### Dataset records on visual material
|---|
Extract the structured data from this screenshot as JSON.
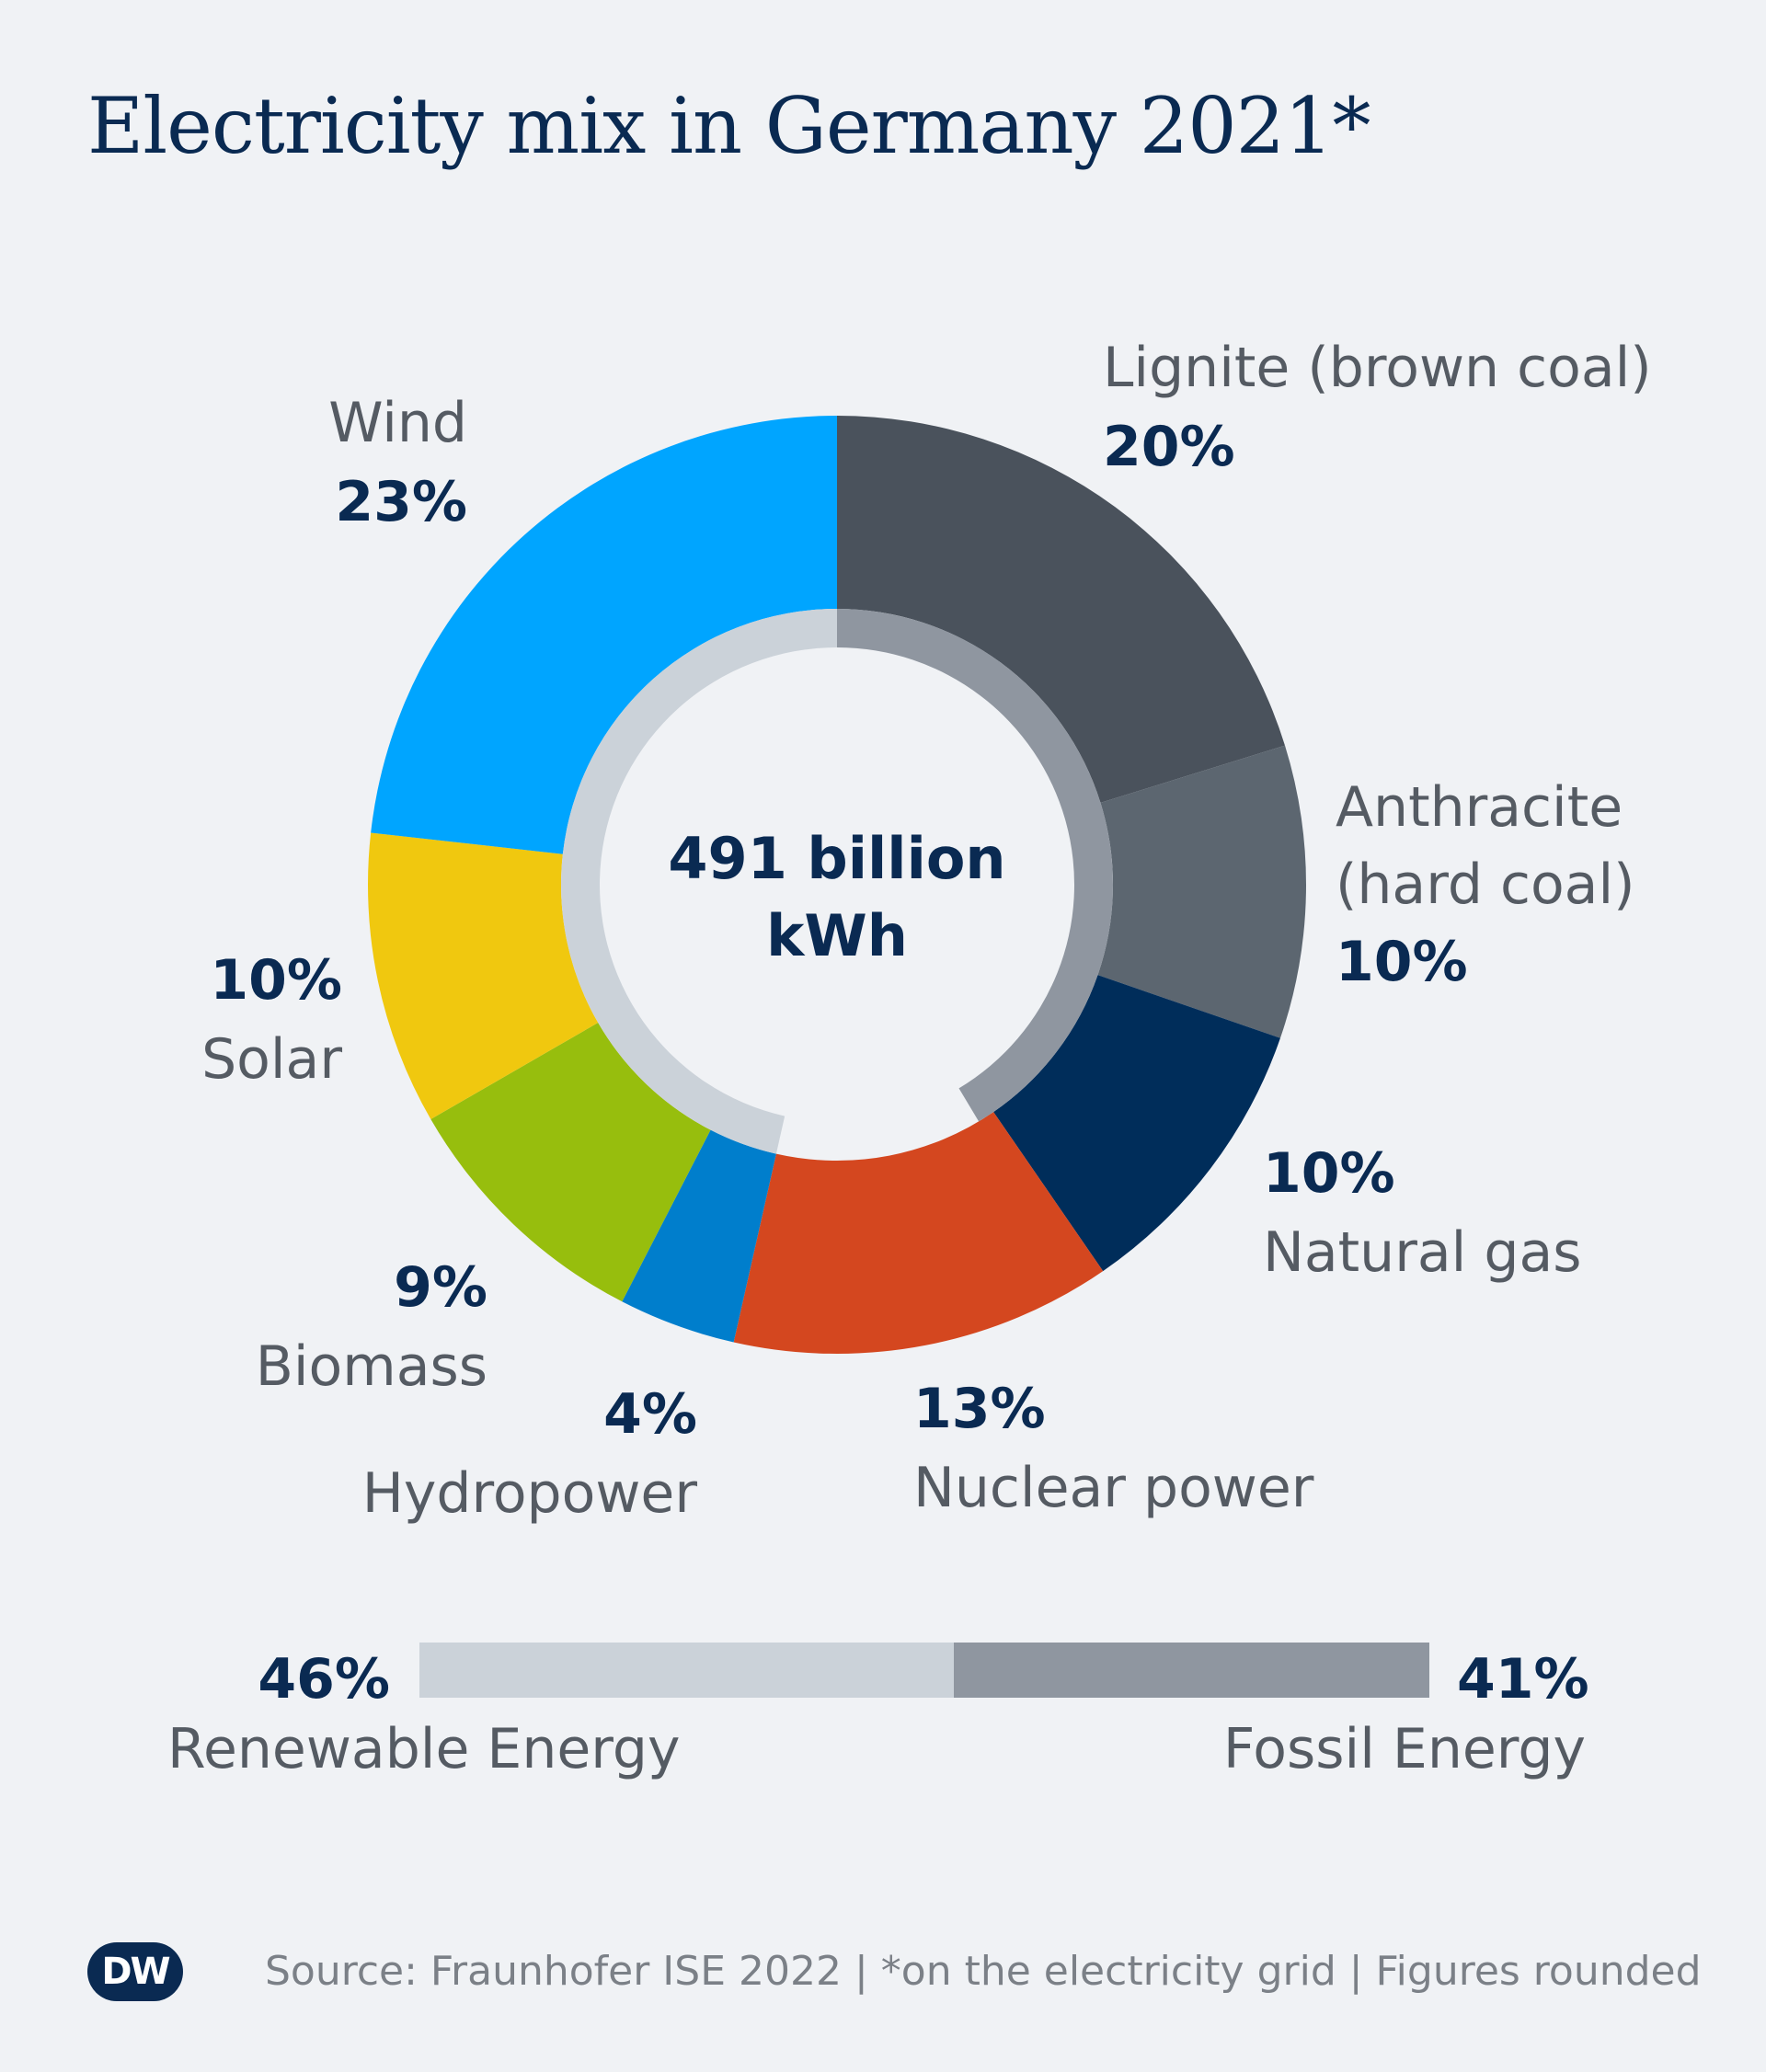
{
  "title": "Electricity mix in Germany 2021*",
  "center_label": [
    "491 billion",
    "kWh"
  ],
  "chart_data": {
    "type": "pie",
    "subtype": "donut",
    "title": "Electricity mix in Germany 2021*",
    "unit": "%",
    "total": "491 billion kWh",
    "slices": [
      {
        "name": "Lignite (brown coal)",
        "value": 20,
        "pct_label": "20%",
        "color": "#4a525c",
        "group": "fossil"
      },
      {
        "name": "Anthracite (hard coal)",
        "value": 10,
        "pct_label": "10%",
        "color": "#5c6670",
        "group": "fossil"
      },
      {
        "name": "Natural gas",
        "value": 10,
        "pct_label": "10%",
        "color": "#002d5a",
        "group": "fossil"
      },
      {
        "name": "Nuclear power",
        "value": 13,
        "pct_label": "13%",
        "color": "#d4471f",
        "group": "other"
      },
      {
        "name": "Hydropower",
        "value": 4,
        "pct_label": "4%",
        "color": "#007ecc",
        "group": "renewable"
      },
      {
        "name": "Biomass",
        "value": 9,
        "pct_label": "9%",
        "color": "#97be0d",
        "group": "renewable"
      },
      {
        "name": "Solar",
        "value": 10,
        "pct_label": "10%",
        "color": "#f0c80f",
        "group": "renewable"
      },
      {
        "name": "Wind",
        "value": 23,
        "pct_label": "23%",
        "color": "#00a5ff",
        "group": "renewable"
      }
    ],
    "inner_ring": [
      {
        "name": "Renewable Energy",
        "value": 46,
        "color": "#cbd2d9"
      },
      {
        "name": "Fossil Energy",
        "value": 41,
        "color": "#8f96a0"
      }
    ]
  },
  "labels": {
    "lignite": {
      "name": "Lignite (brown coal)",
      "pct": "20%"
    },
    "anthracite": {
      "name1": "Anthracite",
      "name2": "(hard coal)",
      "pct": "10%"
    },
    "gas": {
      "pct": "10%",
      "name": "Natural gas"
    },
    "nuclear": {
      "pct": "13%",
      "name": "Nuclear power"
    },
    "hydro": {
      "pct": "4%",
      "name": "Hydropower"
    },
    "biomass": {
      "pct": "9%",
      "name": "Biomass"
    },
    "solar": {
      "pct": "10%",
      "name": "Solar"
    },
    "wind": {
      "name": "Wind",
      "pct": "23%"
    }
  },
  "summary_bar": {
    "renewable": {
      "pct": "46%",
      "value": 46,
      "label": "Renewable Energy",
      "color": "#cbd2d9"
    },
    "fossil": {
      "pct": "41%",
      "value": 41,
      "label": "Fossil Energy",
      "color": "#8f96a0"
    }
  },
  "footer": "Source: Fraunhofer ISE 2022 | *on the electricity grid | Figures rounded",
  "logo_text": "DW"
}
|---|
### What the task asks
Repeat each entry exactly as it appears; skip any picture.

### Complete output
Extract the structured data from this screenshot as JSON.
{
  "title": "Electricity mix in Germany 2021*",
  "center_label": [
    "491 billion",
    "kWh"
  ],
  "chart_data": {
    "type": "pie",
    "subtype": "donut",
    "title": "Electricity mix in Germany 2021*",
    "unit": "%",
    "total": "491 billion kWh",
    "slices": [
      {
        "name": "Lignite (brown coal)",
        "value": 20,
        "pct_label": "20%",
        "color": "#4a525c",
        "group": "fossil"
      },
      {
        "name": "Anthracite (hard coal)",
        "value": 10,
        "pct_label": "10%",
        "color": "#5c6670",
        "group": "fossil"
      },
      {
        "name": "Natural gas",
        "value": 10,
        "pct_label": "10%",
        "color": "#002d5a",
        "group": "fossil"
      },
      {
        "name": "Nuclear power",
        "value": 13,
        "pct_label": "13%",
        "color": "#d4471f",
        "group": "other"
      },
      {
        "name": "Hydropower",
        "value": 4,
        "pct_label": "4%",
        "color": "#007ecc",
        "group": "renewable"
      },
      {
        "name": "Biomass",
        "value": 9,
        "pct_label": "9%",
        "color": "#97be0d",
        "group": "renewable"
      },
      {
        "name": "Solar",
        "value": 10,
        "pct_label": "10%",
        "color": "#f0c80f",
        "group": "renewable"
      },
      {
        "name": "Wind",
        "value": 23,
        "pct_label": "23%",
        "color": "#00a5ff",
        "group": "renewable"
      }
    ],
    "inner_ring": [
      {
        "name": "Renewable Energy",
        "value": 46,
        "color": "#cbd2d9"
      },
      {
        "name": "Fossil Energy",
        "value": 41,
        "color": "#8f96a0"
      }
    ]
  },
  "labels": {
    "lignite": {
      "name": "Lignite (brown coal)",
      "pct": "20%"
    },
    "anthracite": {
      "name1": "Anthracite",
      "name2": "(hard coal)",
      "pct": "10%"
    },
    "gas": {
      "pct": "10%",
      "name": "Natural gas"
    },
    "nuclear": {
      "pct": "13%",
      "name": "Nuclear power"
    },
    "hydro": {
      "pct": "4%",
      "name": "Hydropower"
    },
    "biomass": {
      "pct": "9%",
      "name": "Biomass"
    },
    "solar": {
      "pct": "10%",
      "name": "Solar"
    },
    "wind": {
      "name": "Wind",
      "pct": "23%"
    }
  },
  "summary_bar": {
    "renewable": {
      "pct": "46%",
      "value": 46,
      "label": "Renewable Energy",
      "color": "#cbd2d9"
    },
    "fossil": {
      "pct": "41%",
      "value": 41,
      "label": "Fossil Energy",
      "color": "#8f96a0"
    }
  },
  "footer": "Source: Fraunhofer ISE 2022 | *on the electricity grid | Figures rounded",
  "logo_text": "DW"
}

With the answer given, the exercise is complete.